**Description of the task**
From the entries below, copy out all lines holding "text".

**Extracted information**
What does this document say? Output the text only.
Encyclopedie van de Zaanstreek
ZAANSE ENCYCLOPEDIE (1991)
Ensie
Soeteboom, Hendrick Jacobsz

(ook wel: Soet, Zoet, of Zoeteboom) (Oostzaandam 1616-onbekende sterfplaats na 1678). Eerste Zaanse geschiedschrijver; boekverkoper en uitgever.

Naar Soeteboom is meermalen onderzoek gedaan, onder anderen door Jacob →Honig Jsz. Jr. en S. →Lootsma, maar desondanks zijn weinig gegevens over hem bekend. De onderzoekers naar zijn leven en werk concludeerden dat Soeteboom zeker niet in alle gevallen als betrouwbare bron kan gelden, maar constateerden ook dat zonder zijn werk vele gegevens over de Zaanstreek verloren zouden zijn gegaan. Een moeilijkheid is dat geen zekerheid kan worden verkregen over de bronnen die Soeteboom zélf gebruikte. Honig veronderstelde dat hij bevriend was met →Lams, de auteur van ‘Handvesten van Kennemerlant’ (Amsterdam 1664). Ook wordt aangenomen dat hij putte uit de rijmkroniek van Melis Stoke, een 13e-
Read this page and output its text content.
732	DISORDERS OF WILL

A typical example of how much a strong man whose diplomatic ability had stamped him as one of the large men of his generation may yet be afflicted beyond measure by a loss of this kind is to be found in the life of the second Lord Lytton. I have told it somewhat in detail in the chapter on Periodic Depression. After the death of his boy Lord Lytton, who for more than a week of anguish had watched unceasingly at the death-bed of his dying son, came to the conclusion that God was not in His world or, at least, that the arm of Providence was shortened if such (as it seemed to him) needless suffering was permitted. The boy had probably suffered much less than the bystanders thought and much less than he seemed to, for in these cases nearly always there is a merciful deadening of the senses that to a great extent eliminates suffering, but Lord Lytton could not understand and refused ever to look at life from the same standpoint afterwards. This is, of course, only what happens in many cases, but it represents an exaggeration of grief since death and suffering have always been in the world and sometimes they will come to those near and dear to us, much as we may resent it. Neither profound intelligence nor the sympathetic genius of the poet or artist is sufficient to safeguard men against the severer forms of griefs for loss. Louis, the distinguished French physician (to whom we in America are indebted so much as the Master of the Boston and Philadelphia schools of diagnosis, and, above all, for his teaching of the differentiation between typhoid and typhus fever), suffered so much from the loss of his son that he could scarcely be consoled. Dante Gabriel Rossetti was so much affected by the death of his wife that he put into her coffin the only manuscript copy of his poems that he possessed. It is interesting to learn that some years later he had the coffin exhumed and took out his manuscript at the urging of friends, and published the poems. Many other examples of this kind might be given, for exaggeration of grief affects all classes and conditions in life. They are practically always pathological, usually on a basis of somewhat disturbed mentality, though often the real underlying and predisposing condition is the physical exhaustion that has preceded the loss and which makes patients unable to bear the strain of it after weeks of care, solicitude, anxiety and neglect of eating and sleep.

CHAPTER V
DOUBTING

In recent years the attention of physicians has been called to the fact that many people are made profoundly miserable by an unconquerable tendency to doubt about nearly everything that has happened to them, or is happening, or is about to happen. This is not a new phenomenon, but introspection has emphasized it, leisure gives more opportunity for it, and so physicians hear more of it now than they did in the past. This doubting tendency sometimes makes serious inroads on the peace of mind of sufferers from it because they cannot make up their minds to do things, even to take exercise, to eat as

**Completed exercise**
What does this document say? Output the text only.
Read this page and output its text content.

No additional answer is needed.